▶ WHAT YOU ARE ASKED TO DO:
Find every line with the word "title". Copy those lines.

Start of SUPPLIED RECORDS

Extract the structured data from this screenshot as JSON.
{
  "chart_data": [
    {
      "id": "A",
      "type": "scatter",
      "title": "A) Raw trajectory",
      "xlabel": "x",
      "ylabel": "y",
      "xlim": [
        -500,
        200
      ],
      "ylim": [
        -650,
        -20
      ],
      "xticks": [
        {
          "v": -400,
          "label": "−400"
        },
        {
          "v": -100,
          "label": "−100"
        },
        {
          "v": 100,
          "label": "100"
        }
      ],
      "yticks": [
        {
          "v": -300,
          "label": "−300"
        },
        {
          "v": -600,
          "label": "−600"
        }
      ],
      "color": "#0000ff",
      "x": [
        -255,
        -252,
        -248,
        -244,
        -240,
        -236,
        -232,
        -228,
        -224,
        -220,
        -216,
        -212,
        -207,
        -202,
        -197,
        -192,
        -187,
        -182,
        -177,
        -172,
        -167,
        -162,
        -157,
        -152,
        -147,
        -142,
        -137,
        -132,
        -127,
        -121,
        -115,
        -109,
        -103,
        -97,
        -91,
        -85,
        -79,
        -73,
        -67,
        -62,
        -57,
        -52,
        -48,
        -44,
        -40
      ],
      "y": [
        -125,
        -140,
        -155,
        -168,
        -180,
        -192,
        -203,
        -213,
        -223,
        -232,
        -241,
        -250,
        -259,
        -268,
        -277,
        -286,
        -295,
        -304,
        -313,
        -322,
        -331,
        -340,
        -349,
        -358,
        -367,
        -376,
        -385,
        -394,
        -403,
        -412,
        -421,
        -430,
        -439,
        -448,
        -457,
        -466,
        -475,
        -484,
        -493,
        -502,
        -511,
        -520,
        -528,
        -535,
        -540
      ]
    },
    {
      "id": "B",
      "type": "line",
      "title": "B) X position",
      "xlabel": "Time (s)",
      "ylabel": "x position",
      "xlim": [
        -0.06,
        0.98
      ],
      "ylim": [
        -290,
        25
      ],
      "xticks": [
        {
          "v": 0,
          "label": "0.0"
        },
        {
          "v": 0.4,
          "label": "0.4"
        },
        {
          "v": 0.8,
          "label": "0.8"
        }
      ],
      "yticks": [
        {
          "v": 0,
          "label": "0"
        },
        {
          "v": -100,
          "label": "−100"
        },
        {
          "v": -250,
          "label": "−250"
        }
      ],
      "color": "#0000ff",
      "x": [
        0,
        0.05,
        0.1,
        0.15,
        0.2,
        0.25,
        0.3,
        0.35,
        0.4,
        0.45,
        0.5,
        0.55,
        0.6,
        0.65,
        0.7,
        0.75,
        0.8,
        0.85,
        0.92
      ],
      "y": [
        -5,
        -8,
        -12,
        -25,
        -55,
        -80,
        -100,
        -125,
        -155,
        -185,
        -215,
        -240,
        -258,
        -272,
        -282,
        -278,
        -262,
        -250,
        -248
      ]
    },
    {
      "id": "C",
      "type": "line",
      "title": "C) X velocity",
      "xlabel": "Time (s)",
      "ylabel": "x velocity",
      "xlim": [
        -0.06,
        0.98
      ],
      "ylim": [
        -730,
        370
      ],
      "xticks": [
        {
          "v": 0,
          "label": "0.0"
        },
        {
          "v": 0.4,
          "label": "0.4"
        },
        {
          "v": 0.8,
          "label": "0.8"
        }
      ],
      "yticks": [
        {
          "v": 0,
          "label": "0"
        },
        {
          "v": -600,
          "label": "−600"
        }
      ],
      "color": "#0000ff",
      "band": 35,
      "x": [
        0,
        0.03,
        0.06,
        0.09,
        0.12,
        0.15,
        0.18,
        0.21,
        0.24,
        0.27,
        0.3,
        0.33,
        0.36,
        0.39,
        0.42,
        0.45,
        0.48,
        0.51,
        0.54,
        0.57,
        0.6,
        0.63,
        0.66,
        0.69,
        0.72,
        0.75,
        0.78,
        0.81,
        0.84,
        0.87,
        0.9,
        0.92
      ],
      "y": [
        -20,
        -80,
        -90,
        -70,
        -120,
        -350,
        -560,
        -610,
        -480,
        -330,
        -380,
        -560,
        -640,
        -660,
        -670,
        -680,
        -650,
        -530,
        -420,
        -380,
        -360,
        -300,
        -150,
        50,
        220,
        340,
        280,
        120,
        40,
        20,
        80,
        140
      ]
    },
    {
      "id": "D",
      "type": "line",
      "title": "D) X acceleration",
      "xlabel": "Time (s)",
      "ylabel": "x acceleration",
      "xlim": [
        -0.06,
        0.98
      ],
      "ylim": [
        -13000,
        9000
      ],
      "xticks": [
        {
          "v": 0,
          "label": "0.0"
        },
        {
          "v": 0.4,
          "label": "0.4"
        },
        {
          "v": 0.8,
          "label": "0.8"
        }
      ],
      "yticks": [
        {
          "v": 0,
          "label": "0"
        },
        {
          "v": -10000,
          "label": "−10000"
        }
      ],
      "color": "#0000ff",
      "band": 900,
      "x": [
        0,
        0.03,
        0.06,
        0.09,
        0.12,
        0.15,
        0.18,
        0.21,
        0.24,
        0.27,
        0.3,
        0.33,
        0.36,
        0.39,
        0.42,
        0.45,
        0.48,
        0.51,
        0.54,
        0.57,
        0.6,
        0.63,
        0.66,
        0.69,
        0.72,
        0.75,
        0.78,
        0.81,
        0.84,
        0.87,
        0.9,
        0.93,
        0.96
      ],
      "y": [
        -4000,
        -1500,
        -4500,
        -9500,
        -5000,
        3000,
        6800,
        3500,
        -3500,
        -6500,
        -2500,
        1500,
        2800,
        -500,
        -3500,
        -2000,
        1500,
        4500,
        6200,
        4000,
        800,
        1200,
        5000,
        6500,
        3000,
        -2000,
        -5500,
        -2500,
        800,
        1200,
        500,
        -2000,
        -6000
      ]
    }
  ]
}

End of SUPPLIED RECORDS

▶ SOLVED EXERCISE:
      "title": "A) Raw trajectory",
      "title": "B) X position",
      "title": "C) X velocity",
      "title": "D) X acceleration",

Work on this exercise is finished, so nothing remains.